### Task description:
In the listing below, find every line containing "экономиста" and copy it out.
--- start Data provided ---
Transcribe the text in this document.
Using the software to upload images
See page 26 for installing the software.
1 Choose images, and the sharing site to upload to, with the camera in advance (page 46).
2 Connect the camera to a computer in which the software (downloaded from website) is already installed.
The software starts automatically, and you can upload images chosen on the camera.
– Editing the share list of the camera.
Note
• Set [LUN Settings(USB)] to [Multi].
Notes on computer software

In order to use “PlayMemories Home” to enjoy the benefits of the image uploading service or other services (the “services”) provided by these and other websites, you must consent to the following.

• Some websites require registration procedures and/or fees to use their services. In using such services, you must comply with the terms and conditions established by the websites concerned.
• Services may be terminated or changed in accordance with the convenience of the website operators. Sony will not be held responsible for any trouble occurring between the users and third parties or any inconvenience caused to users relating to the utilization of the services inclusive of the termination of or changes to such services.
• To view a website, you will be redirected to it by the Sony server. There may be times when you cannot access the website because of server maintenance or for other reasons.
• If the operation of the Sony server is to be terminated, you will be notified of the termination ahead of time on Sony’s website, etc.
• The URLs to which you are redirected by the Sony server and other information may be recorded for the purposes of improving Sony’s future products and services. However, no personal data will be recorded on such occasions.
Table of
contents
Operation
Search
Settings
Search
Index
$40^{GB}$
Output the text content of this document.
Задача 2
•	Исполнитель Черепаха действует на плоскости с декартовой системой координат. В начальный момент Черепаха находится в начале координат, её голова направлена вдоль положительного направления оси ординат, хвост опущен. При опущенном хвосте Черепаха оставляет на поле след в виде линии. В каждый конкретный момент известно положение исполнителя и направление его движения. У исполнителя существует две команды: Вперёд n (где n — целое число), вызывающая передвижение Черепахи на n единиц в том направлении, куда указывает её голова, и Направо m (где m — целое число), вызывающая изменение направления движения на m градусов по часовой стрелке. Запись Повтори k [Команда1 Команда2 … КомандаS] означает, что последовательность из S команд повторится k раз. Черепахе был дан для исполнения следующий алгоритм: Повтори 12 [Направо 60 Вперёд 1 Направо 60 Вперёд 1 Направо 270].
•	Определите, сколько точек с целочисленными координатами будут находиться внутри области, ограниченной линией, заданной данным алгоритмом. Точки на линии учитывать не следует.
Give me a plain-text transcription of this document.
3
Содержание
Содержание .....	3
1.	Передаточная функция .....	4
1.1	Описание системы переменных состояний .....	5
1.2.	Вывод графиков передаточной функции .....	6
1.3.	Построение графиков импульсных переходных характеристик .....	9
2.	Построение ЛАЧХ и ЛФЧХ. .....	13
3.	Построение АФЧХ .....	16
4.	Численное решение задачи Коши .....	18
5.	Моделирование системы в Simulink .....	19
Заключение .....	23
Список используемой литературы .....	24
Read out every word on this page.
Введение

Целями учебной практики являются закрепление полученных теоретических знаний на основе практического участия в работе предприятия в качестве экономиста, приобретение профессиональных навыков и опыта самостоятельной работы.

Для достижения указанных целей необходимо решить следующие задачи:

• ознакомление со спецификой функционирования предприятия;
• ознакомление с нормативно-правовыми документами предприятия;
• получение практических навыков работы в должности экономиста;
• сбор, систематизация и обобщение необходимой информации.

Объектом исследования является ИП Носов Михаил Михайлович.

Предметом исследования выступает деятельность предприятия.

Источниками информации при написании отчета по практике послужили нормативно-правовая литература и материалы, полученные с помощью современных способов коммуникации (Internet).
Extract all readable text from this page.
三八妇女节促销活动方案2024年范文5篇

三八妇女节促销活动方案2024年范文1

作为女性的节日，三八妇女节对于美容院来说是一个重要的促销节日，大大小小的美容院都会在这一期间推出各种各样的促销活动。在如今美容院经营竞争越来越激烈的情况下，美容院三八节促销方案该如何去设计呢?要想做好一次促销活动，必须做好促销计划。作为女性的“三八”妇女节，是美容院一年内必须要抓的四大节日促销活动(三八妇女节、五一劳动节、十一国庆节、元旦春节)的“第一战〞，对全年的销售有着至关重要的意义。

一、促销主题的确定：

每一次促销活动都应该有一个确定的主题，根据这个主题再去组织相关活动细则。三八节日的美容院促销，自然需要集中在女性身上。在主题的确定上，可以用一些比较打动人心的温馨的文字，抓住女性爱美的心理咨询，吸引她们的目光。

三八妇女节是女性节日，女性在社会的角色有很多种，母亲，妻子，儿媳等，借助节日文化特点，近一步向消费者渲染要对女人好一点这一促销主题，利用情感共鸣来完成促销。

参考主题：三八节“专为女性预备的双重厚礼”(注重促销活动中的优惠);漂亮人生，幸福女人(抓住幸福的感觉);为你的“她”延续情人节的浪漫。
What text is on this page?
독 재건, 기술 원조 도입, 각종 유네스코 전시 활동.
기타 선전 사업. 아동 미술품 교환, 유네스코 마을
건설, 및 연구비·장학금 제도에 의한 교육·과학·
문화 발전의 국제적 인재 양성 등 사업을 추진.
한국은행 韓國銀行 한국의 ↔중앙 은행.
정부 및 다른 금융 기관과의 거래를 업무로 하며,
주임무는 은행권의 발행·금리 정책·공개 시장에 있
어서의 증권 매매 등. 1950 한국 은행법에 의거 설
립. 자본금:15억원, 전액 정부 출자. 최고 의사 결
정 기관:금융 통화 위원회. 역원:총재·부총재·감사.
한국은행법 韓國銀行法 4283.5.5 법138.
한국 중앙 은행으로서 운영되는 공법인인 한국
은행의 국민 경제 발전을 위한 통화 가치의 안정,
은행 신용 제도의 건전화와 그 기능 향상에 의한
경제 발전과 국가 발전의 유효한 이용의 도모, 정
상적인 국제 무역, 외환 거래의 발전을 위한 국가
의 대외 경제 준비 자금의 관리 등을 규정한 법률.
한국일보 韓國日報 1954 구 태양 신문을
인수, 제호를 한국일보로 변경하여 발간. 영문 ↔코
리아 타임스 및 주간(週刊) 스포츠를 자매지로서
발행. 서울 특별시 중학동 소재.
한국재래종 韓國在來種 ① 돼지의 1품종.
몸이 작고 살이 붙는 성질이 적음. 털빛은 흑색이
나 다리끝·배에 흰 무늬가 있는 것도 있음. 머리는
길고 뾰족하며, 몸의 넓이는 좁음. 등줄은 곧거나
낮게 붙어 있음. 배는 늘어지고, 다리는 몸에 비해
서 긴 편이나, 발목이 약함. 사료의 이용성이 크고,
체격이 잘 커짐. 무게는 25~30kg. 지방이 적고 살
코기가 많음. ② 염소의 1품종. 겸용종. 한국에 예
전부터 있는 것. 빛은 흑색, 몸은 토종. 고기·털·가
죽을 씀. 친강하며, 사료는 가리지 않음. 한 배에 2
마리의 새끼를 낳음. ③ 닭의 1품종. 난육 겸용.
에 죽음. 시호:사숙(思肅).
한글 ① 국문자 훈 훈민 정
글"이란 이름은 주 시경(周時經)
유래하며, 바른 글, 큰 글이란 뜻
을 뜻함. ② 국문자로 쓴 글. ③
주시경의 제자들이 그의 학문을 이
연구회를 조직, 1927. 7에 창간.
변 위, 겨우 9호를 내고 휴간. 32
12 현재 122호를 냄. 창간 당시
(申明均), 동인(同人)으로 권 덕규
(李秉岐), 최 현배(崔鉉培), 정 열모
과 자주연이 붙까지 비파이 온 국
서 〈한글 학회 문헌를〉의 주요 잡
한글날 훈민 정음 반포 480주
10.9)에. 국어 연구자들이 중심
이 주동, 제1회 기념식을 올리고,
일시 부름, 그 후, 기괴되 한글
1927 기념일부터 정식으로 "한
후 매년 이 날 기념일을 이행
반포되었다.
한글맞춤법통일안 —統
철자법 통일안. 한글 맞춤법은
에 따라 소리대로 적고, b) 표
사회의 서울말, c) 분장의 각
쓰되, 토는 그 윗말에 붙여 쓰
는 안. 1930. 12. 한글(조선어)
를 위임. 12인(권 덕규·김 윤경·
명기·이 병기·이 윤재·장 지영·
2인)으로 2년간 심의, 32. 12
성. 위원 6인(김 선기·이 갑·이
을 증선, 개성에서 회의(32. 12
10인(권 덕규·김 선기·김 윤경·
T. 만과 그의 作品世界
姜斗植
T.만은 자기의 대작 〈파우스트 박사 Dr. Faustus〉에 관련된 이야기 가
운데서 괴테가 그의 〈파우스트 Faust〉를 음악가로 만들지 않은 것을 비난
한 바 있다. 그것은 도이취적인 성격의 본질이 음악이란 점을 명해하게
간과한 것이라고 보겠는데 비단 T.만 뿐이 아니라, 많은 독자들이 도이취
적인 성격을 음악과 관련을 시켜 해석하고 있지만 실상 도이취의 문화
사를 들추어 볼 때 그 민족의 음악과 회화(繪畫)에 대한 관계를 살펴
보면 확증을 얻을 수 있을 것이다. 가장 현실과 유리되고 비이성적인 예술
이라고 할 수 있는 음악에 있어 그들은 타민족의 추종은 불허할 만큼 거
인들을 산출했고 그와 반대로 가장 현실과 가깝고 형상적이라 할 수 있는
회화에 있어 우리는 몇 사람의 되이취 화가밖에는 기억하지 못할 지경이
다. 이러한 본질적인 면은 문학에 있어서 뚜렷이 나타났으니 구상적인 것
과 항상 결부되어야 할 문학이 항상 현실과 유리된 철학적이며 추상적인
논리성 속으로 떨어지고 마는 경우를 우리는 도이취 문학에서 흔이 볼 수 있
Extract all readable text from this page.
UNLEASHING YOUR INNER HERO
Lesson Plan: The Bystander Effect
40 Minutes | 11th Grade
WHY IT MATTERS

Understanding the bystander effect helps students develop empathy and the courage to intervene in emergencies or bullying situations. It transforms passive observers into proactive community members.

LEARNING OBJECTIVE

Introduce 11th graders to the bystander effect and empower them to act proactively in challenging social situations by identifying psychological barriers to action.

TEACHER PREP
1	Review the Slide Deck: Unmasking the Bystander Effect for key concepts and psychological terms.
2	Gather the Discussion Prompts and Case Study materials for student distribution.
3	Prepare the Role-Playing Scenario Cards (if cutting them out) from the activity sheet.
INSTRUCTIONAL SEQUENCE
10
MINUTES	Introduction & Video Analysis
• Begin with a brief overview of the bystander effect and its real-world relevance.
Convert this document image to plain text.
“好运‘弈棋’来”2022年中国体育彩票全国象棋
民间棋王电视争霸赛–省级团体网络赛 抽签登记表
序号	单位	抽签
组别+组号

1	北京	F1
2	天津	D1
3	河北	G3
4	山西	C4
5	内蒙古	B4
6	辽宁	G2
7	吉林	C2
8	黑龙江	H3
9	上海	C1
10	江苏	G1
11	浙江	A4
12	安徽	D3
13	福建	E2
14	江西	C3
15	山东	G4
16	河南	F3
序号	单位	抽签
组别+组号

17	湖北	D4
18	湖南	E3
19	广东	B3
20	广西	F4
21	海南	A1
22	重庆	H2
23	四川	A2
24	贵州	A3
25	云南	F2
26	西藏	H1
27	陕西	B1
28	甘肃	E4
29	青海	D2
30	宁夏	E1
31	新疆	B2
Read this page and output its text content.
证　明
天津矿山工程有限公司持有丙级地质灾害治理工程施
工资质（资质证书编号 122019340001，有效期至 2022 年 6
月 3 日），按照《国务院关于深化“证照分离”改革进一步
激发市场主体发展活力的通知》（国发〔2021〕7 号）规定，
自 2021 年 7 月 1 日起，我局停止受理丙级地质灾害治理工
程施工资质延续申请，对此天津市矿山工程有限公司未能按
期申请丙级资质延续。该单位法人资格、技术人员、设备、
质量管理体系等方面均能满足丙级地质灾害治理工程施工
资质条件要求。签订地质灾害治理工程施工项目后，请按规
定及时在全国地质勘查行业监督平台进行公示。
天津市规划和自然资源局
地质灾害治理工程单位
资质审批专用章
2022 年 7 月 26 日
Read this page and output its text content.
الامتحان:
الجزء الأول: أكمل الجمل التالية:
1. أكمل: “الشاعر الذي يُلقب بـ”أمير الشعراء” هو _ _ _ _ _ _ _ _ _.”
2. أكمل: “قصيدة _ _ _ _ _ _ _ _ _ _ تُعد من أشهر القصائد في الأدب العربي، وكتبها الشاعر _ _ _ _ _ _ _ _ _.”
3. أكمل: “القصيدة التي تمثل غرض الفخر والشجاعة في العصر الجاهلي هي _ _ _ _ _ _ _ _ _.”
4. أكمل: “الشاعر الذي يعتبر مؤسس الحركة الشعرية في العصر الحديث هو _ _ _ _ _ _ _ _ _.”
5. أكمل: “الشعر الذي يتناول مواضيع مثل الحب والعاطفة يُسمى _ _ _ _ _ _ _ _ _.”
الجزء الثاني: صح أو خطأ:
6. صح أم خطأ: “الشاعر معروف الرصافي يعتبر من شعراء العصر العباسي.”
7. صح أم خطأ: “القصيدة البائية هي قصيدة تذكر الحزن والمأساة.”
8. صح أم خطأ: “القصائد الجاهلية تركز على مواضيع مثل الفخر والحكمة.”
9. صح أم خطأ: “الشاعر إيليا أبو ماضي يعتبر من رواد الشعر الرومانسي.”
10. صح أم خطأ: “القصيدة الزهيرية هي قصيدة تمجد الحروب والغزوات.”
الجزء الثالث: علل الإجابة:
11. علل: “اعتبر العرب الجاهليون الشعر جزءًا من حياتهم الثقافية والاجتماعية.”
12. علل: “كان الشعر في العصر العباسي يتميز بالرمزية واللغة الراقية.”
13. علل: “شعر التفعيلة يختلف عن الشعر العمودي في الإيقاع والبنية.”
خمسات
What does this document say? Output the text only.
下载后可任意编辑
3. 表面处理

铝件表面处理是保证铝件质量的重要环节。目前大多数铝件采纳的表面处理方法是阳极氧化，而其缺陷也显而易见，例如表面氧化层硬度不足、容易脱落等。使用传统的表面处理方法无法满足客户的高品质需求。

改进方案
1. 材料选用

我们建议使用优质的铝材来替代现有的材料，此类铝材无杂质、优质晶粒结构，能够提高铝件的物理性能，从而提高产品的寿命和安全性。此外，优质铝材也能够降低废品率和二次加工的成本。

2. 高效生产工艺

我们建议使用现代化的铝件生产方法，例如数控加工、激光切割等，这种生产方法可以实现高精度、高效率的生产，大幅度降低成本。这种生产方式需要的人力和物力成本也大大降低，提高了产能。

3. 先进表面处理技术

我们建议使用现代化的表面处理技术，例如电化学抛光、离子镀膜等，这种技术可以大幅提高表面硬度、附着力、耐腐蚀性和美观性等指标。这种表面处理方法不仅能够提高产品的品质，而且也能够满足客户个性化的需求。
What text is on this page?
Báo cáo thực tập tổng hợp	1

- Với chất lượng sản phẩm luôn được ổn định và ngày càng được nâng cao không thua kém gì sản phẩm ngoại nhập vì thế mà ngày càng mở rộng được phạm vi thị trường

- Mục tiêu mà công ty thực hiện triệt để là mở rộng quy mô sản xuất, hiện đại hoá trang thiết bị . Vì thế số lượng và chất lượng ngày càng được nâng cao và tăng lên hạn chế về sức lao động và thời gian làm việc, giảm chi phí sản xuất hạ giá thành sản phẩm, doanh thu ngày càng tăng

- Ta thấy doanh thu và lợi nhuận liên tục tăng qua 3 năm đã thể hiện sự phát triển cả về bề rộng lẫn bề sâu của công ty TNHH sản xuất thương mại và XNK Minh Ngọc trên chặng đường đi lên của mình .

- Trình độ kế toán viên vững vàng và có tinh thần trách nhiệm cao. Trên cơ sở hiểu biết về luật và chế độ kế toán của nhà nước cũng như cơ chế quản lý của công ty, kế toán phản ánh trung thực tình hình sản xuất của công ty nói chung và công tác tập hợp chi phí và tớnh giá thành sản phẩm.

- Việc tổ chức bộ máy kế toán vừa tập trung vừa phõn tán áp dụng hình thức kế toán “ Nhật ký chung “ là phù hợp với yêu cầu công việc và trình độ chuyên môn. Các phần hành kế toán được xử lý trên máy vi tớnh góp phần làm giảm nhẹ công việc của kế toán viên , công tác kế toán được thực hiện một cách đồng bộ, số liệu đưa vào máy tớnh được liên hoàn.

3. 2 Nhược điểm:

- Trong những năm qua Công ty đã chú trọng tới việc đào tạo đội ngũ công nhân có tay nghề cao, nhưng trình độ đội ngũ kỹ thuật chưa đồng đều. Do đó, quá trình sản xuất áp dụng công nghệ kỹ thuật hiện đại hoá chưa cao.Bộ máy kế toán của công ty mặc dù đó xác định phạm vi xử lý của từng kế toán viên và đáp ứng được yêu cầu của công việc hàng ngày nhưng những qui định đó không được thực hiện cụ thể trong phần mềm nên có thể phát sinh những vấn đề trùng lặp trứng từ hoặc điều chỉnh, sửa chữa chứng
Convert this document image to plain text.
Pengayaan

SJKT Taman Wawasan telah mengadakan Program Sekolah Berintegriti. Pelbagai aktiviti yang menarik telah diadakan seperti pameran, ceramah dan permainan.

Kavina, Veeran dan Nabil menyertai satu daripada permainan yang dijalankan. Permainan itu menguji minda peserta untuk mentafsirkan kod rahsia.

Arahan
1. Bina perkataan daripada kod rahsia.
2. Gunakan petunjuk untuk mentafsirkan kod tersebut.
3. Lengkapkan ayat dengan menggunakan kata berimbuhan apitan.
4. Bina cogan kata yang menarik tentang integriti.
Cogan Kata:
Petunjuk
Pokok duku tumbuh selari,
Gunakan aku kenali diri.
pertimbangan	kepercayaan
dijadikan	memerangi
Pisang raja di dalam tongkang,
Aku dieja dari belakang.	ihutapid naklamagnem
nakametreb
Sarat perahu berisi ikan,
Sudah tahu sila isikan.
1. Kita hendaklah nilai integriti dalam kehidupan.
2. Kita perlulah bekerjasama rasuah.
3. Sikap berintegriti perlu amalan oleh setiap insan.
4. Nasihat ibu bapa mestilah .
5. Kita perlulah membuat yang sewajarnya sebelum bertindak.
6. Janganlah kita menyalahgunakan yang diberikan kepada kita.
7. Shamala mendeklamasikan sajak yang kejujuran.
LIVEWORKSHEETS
--- end Data provided ---
### Solution to the problem:
Целями учебной практики являются закрепление полученных теоретических знаний на основе практического участия в работе предприятия в качестве экономиста, приобретение профессиональных навыков и опыта самостоятельной работы.
• получение практических навыков работы в должности экономиста;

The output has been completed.